Stored records

┄┄┄┄┄┄

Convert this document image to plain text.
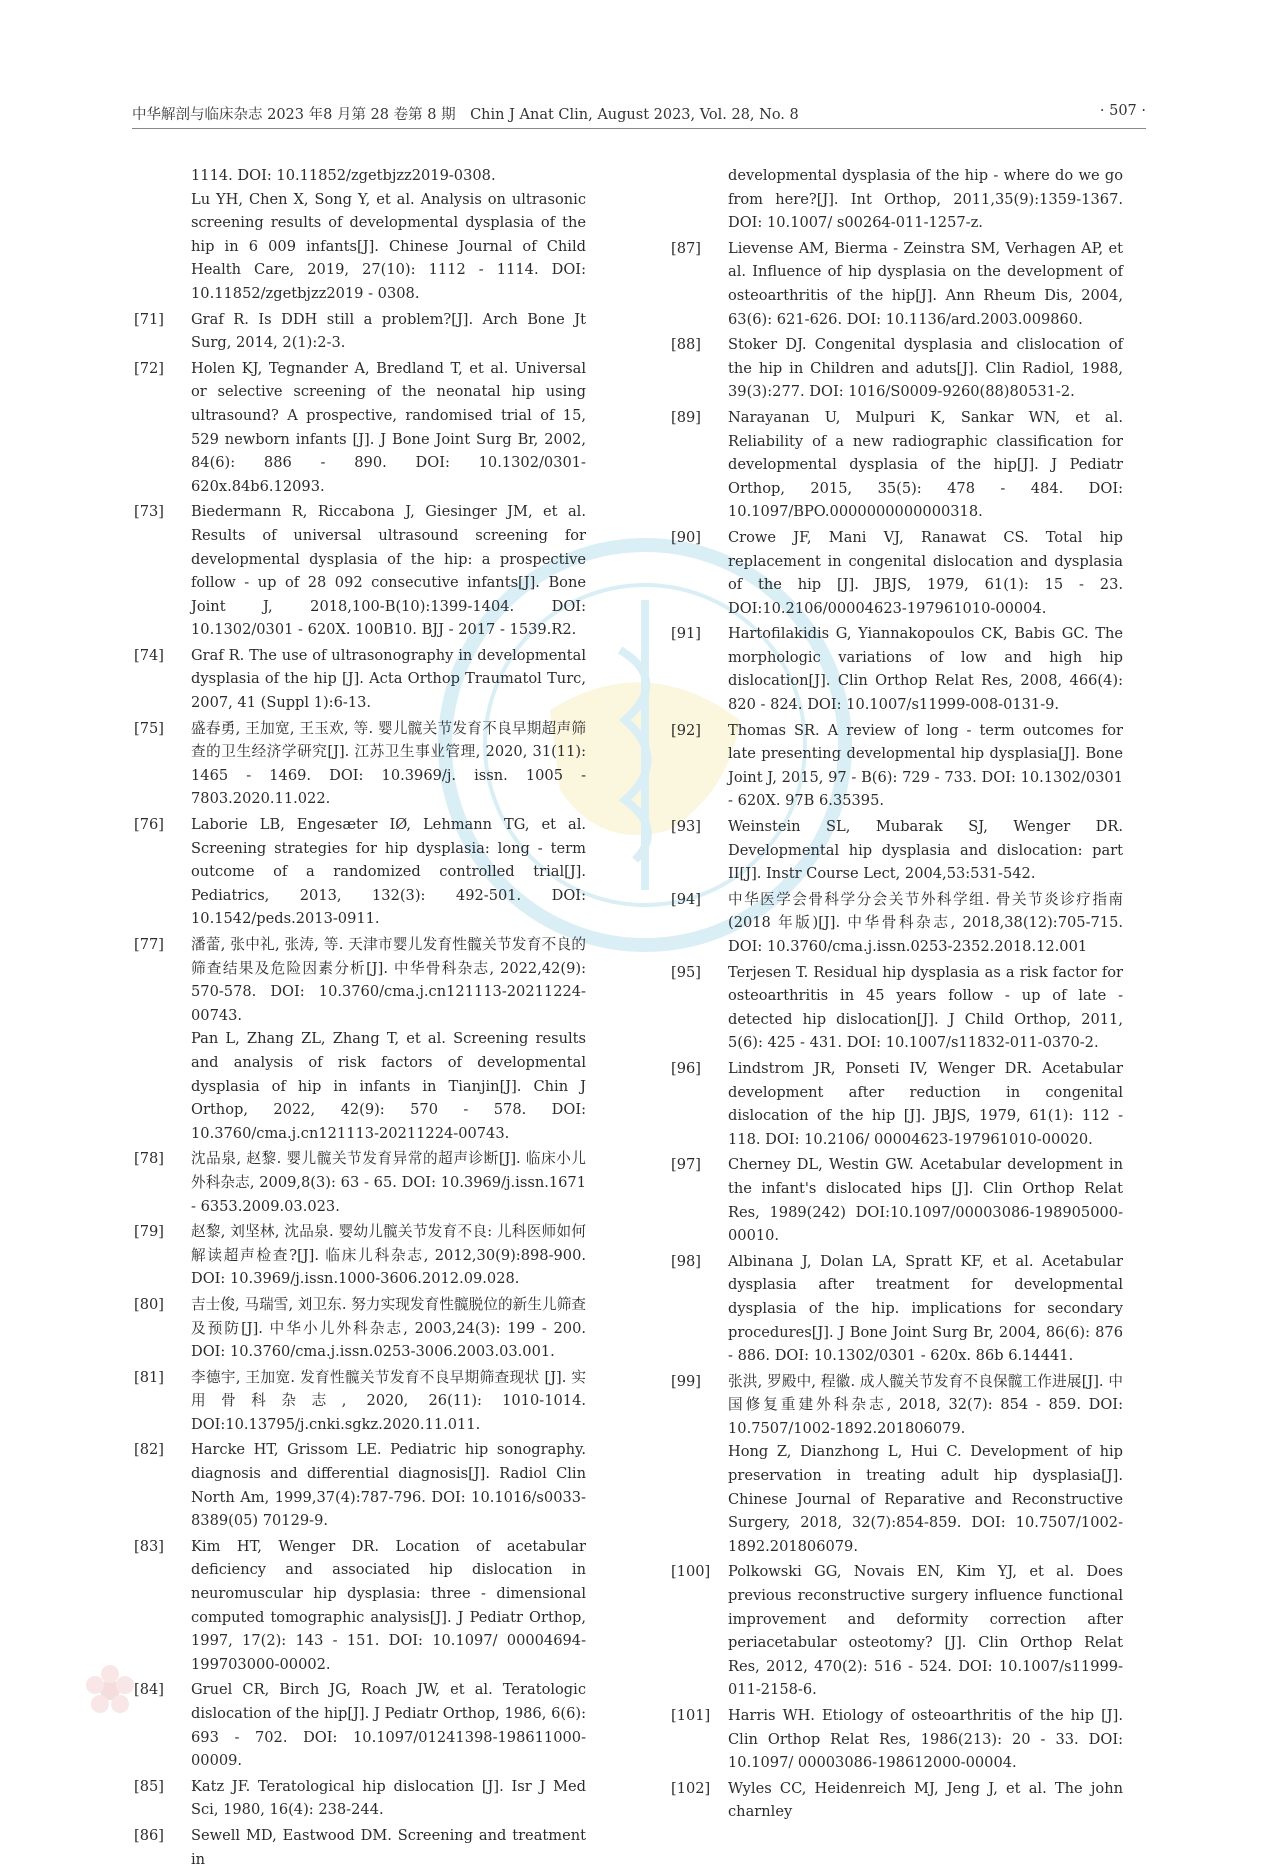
中华解剖与临床杂志 2023 年8 月第 28 卷第 8 期　Chin J Anat Clin, August 2023, Vol. 28, No. 8	· 507 ·
1114. DOI: 10.11852/zgetbjzz2019-0308.
Lu YH, Chen X, Song Y, et al. Analysis on ultrasonic screening results of developmental dysplasia of the hip in 6 009 infants[J]. Chinese Journal of Child Health Care, 2019, 27(10): 1112 - 1114. DOI: 10.11852/zgetbjzz2019 - 0308.
[71] Graf R. Is DDH still a problem?[J]. Arch Bone Jt Surg, 2014, 2(1):2-3.
[72] Holen KJ, Tegnander A, Bredland T, et al. Universal or selective screening of the neonatal hip using ultrasound? A prospective, randomised trial of 15, 529 newborn infants [J]. J Bone Joint Surg Br, 2002, 84(6): 886 - 890. DOI: 10.1302/0301-620x.84b6.12093.
[73] Biedermann R, Riccabona J, Giesinger JM, et al. Results of universal ultrasound screening for developmental dysplasia of the hip: a prospective follow - up of 28 092 consecutive infants[J]. Bone Joint J, 2018,100-B(10):1399-1404. DOI: 10.1302/0301 - 620X. 100B10. BJJ - 2017 - 1539.R2.
[74] Graf R. The use of ultrasonography in developmental dysplasia of the hip [J]. Acta Orthop Traumatol Turc, 2007, 41 (Suppl 1):6-13.
[75] 盛春勇, 王加宽, 王玉欢, 等. 婴儿髋关节发育不良早期超声筛查的卫生经济学研究[J]. 江苏卫生事业管理, 2020, 31(11): 1465 - 1469. DOI: 10.3969/j. issn. 1005 - 7803.2020.11.022.
[76] Laborie LB, Engesæter IØ, Lehmann TG, et al. Screening strategies for hip dysplasia: long - term outcome of a randomized controlled trial[J]. Pediatrics, 2013, 132(3): 492-501. DOI: 10.1542/peds.2013-0911.
[77] 潘蕾, 张中礼, 张涛, 等. 天津市婴儿发育性髋关节发育不良的筛查结果及危险因素分析[J]. 中华骨科杂志, 2022,42(9): 570-578. DOI: 10.3760/cma.j.cn121113-20211224-00743.
Pan L, Zhang ZL, Zhang T, et al. Screening results and analysis of risk factors of developmental dysplasia of hip in infants in Tianjin[J]. Chin J Orthop, 2022, 42(9): 570 - 578. DOI: 10.3760/cma.j.cn121113-20211224-00743.
[78] 沈品泉, 赵黎. 婴儿髋关节发育异常的超声诊断[J]. 临床小儿外科杂志, 2009,8(3): 63 - 65. DOI: 10.3969/j.issn.1671 - 6353.2009.03.023.
[79] 赵黎, 刘坚林, 沈品泉. 婴幼儿髋关节发育不良: 儿科医师如何解读超声检查?[J]. 临床儿科杂志, 2012,30(9):898-900. DOI: 10.3969/j.issn.1000-3606.2012.09.028.
[80] 吉士俊, 马瑞雪, 刘卫东. 努力实现发育性髋脱位的新生儿筛查及预防[J]. 中华小儿外科杂志, 2003,24(3): 199 - 200. DOI: 10.3760/cma.j.issn.0253-3006.2003.03.001.
[81] 李德宇, 王加宽. 发育性髋关节发育不良早期筛查现状 [J]. 实用骨科杂志, 2020, 26(11): 1010-1014. DOI:10.13795/j.cnki.sgkz.2020.11.011.
[82] Harcke HT, Grissom LE. Pediatric hip sonography. diagnosis and differential diagnosis[J]. Radiol Clin North Am, 1999,37(4):787-796. DOI: 10.1016/s0033-8389(05) 70129-9.
[83] Kim HT, Wenger DR. Location of acetabular deficiency and associated hip dislocation in neuromuscular hip dysplasia: three - dimensional computed tomographic analysis[J]. J Pediatr Orthop, 1997, 17(2): 143 - 151. DOI: 10.1097/ 00004694-199703000-00002.
[84] Gruel CR, Birch JG, Roach JW, et al. Teratologic dislocation of the hip[J]. J Pediatr Orthop, 1986, 6(6): 693 - 702. DOI: 10.1097/01241398-198611000-00009.
[85] Katz JF. Teratological hip dislocation [J]. Isr J Med Sci, 1980, 16(4): 238-244.
[86] Sewell MD, Eastwood DM. Screening and treatment in
developmental dysplasia of the hip - where do we go from here?[J]. Int Orthop, 2011,35(9):1359-1367. DOI: 10.1007/ s00264-011-1257-z.
[87] Lievense AM, Bierma - Zeinstra SM, Verhagen AP, et al. Influence of hip dysplasia on the development of osteoarthritis of the hip[J]. Ann Rheum Dis, 2004, 63(6): 621-626. DOI: 10.1136/ard.2003.009860.
[88] Stoker DJ. Congenital dysplasia and clislocation of the hip in Children and aduts[J]. Clin Radiol, 1988, 39(3):277. DOI: 1016/S0009-9260(88)80531-2.
[89] Narayanan U, Mulpuri K, Sankar WN, et al. Reliability of a new radiographic classification for developmental dysplasia of the hip[J]. J Pediatr Orthop, 2015, 35(5): 478 - 484. DOI: 10.1097/BPO.0000000000000318.
[90] Crowe JF, Mani VJ, Ranawat CS. Total hip replacement in congenital dislocation and dysplasia of the hip [J]. JBJS, 1979, 61(1): 15 - 23. DOI:10.2106/00004623-197961010-00004.
[91] Hartofilakidis G, Yiannakopoulos CK, Babis GC. The morphologic variations of low and high hip dislocation[J]. Clin Orthop Relat Res, 2008, 466(4): 820 - 824. DOI: 10.1007/s11999-008-0131-9.
[92] Thomas SR. A review of long - term outcomes for late presenting developmental hip dysplasia[J]. Bone Joint J, 2015, 97 - B(6): 729 - 733. DOI: 10.1302/0301 - 620X. 97B 6.35395.
[93] Weinstein SL, Mubarak SJ, Wenger DR. Developmental hip dysplasia and dislocation: part II[J]. Instr Course Lect, 2004,53:531-542.
[94] 中华医学会骨科学分会关节外科学组. 骨关节炎诊疗指南 (2018 年版)[J]. 中华骨科杂志, 2018,38(12):705-715. DOI: 10.3760/cma.j.issn.0253-2352.2018.12.001
[95] Terjesen T. Residual hip dysplasia as a risk factor for osteoarthritis in 45 years follow - up of late - detected hip dislocation[J]. J Child Orthop, 2011, 5(6): 425 - 431. DOI: 10.1007/s11832-011-0370-2.
[96] Lindstrom JR, Ponseti IV, Wenger DR. Acetabular development after reduction in congenital dislocation of the hip [J]. JBJS, 1979, 61(1): 112 - 118. DOI: 10.2106/ 00004623-197961010-00020.
[97] Cherney DL, Westin GW. Acetabular development in the infant's dislocated hips [J]. Clin Orthop Relat Res, 1989(242) DOI:10.1097/00003086-198905000-00010.
[98] Albinana J, Dolan LA, Spratt KF, et al. Acetabular dysplasia after treatment for developmental dysplasia of the hip. implications for secondary procedures[J]. J Bone Joint Surg Br, 2004, 86(6): 876 - 886. DOI: 10.1302/0301 - 620x. 86b 6.14441.
[99] 张洪, 罗殿中, 程徽. 成人髋关节发育不良保髋工作进展[J]. 中国修复重建外科杂志, 2018, 32(7): 854 - 859. DOI: 10.7507/1002-1892.201806079.
Hong Z, Dianzhong L, Hui C. Development of hip preservation in treating adult hip dysplasia[J]. Chinese Journal of Reparative and Reconstructive Surgery, 2018, 32(7):854-859. DOI: 10.7507/1002-1892.201806079.
[100] Polkowski GG, Novais EN, Kim YJ, et al. Does previous reconstructive surgery influence functional improvement and deformity correction after periacetabular osteotomy? [J]. Clin Orthop Relat Res, 2012, 470(2): 516 - 524. DOI: 10.1007/s11999-011-2158-6.
[101] Harris WH. Etiology of osteoarthritis of the hip [J]. Clin Orthop Relat Res, 1986(213): 20 - 33. DOI: 10.1097/ 00003086-198612000-00004.
[102] Wyles CC, Heidenreich MJ, Jeng J, et al. The john charnley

┄┄┄┄┄┄

WRITTEN INSTRUCTION:
Copy in full each line that holds the word "trial".

OUTPUT OF THE EXERCISE:
[72] Holen KJ, Tegnander A, Bredland T, et al. Universal or selective screening of the neonatal hip using ultrasound? A prospective, randomised trial of 15, 529 newborn infants [J]. J Bone Joint Surg Br, 2002, 84(6): 886 - 890. DOI: 10.1302/0301-620x.84b6.12093.
[76] Laborie LB, Engesæter IØ, Lehmann TG, et al. Screening strategies for hip dysplasia: long - term outcome of a randomized controlled trial[J]. Pediatrics, 2013, 132(3): 492-501. DOI: 10.1542/peds.2013-0911.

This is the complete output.